— Material for the task —

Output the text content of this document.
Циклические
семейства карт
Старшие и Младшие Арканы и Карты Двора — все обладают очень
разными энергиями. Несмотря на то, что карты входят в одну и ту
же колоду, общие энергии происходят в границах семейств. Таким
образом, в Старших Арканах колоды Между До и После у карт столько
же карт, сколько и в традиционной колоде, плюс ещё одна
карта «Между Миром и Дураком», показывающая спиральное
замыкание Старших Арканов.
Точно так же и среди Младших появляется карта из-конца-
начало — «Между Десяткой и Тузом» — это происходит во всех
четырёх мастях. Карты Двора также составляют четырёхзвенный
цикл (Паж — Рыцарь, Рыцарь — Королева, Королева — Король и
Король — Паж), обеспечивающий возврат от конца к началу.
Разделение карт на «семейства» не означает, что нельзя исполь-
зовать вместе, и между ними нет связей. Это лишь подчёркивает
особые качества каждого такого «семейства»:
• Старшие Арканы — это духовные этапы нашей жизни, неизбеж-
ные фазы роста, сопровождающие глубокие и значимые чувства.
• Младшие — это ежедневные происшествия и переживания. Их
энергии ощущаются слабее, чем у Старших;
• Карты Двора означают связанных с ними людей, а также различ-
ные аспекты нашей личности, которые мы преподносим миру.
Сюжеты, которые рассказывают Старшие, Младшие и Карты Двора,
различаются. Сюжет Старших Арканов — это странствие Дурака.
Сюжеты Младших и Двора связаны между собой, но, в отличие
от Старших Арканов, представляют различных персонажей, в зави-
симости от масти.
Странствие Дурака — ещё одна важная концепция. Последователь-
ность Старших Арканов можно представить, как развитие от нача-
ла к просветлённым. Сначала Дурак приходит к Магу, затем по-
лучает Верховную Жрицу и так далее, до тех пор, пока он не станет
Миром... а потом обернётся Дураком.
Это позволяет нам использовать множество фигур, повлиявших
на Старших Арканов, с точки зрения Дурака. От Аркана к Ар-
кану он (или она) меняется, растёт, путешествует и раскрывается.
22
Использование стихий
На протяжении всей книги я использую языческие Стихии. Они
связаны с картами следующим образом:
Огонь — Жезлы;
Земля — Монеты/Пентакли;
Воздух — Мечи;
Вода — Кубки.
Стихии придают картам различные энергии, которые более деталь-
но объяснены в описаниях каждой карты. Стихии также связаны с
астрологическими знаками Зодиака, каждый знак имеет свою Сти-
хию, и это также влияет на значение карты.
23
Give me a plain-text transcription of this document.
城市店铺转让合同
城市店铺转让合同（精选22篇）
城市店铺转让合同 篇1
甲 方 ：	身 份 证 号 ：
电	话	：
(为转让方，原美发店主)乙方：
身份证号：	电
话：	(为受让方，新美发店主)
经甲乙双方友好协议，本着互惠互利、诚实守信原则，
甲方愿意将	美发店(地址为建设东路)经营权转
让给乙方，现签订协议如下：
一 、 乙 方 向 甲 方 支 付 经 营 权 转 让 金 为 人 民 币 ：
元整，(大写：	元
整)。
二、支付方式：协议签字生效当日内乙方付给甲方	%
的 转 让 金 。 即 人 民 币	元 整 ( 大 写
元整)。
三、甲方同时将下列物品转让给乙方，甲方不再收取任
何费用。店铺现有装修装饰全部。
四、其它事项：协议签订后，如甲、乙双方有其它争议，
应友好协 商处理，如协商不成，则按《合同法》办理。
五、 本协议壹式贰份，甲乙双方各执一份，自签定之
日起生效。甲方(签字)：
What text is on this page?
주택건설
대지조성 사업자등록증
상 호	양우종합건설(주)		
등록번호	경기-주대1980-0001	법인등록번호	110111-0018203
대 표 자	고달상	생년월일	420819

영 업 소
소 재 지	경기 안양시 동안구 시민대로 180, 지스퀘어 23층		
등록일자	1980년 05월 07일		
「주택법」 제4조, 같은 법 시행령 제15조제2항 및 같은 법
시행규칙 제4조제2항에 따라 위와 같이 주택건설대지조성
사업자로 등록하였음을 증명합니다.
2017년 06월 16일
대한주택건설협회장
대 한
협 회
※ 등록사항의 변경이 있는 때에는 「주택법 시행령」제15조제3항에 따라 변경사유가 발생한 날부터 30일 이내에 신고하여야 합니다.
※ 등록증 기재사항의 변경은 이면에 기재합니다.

— Exercise aim —
Pick out every line above that contains the word "this" and copy it.

— Solution to the problem —
Output the text content of this document.
Give me a plain-text transcription of this document.
What text is on this page?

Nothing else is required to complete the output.